__Set problem__
Take the material below and write it all out again exactly.

(Saved entries)
——

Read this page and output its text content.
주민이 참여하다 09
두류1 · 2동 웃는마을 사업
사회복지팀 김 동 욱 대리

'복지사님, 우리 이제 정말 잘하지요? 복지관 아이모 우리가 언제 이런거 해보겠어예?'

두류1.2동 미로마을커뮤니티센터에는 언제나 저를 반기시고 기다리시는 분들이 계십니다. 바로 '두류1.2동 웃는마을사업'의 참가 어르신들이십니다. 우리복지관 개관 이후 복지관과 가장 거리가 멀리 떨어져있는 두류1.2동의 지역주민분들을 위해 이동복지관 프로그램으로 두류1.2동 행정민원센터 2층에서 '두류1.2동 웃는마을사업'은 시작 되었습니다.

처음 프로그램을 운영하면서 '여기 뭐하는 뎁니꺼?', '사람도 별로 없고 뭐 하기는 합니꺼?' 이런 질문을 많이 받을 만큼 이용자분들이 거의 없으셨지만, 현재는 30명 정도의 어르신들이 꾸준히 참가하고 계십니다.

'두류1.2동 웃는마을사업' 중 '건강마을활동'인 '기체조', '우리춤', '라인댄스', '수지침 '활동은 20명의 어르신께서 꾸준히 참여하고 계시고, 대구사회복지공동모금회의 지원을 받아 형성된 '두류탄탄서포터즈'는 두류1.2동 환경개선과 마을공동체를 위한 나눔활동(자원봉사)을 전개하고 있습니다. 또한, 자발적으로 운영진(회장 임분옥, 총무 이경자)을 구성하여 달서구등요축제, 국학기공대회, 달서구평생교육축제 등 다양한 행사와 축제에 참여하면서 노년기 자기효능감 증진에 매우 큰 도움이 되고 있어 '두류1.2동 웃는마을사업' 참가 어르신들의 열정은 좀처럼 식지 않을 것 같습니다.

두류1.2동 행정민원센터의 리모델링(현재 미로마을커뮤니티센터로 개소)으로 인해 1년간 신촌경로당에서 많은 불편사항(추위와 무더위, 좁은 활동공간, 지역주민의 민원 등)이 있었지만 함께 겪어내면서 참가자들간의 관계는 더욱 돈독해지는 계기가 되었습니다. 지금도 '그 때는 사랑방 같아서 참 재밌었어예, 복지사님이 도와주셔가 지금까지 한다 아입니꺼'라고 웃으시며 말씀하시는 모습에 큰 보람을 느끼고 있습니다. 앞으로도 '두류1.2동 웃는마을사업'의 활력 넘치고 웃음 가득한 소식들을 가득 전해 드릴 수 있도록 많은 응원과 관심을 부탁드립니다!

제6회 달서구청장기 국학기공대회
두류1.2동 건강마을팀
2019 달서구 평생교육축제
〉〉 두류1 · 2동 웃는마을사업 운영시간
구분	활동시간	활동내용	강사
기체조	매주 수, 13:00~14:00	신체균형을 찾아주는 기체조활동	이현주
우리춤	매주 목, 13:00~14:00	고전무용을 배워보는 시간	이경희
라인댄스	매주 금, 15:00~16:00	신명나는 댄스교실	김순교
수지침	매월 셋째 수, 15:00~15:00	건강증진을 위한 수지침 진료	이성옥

——

__Written reply__
Read this page and output its text content.
주민이 참여하다 09
두류1 · 2동 웃는마을 사업
사회복지팀 김 동 욱 대리

'복지사님, 우리 이제 정말 잘하지요? 복지관 아이모 우리가 언제 이런거 해보겠어예?'

두류1.2동 미로마을커뮤니티센터에는 언제나 저를 반기시고 기다리시는 분들이 계십니다. 바로 '두류1.2동 웃는마을사업'의 참가 어르신들이십니다. 우리복지관 개관 이후 복지관과 가장 거리가 멀리 떨어져있는 두류1.2동의 지역주민분들을 위해 이동복지관 프로그램으로 두류1.2동 행정민원센터 2층에서 '두류1.2동 웃는마을사업'은 시작 되었습니다.

처음 프로그램을 운영하면서 '여기 뭐하는 뎁니꺼?', '사람도 별로 없고 뭐 하기는 합니꺼?' 이런 질문을 많이 받을 만큼 이용자분들이 거의 없으셨지만, 현재는 30명 정도의 어르신들이 꾸준히 참가하고 계십니다.

'두류1.2동 웃는마을사업' 중 '건강마을활동'인 '기체조', '우리춤', '라인댄스', '수지침 '활동은 20명의 어르신께서 꾸준히 참여하고 계시고, 대구사회복지공동모금회의 지원을 받아 형성된 '두류탄탄서포터즈'는 두류1.2동 환경개선과 마을공동체를 위한 나눔활동(자원봉사)을 전개하고 있습니다. 또한, 자발적으로 운영진(회장 임분옥, 총무 이경자)을 구성하여 달서구등요축제, 국학기공대회, 달서구평생교육축제 등 다양한 행사와 축제에 참여하면서 노년기 자기효능감 증진에 매우 큰 도움이 되고 있어 '두류1.2동 웃는마을사업' 참가 어르신들의 열정은 좀처럼 식지 않을 것 같습니다.

두류1.2동 행정민원센터의 리모델링(현재 미로마을커뮤니티센터로 개소)으로 인해 1년간 신촌경로당에서 많은 불편사항(추위와 무더위, 좁은 활동공간, 지역주민의 민원 등)이 있었지만 함께 겪어내면서 참가자들간의 관계는 더욱 돈독해지는 계기가 되었습니다. 지금도 '그 때는 사랑방 같아서 참 재밌었어예, 복지사님이 도와주셔가 지금까지 한다 아입니꺼'라고 웃으시며 말씀하시는 모습에 큰 보람을 느끼고 있습니다. 앞으로도 '두류1.2동 웃는마을사업'의 활력 넘치고 웃음 가득한 소식들을 가득 전해 드릴 수 있도록 많은 응원과 관심을 부탁드립니다!

제6회 달서구청장기 국학기공대회
두류1.2동 건강마을팀
2019 달서구 평생교육축제
〉〉 두류1 · 2동 웃는마을사업 운영시간
구분	활동시간	활동내용	강사
기체조	매주 수, 13:00~14:00	신체균형을 찾아주는 기체조활동	이현주
우리춤	매주 목, 13:00~14:00	고전무용을 배워보는 시간	이경희
라인댄스	매주 금, 15:00~16:00	신명나는 댄스교실	김순교
수지침	매월 셋째 수, 15:00~15:00	건강증진을 위한 수지침 진료	이성옥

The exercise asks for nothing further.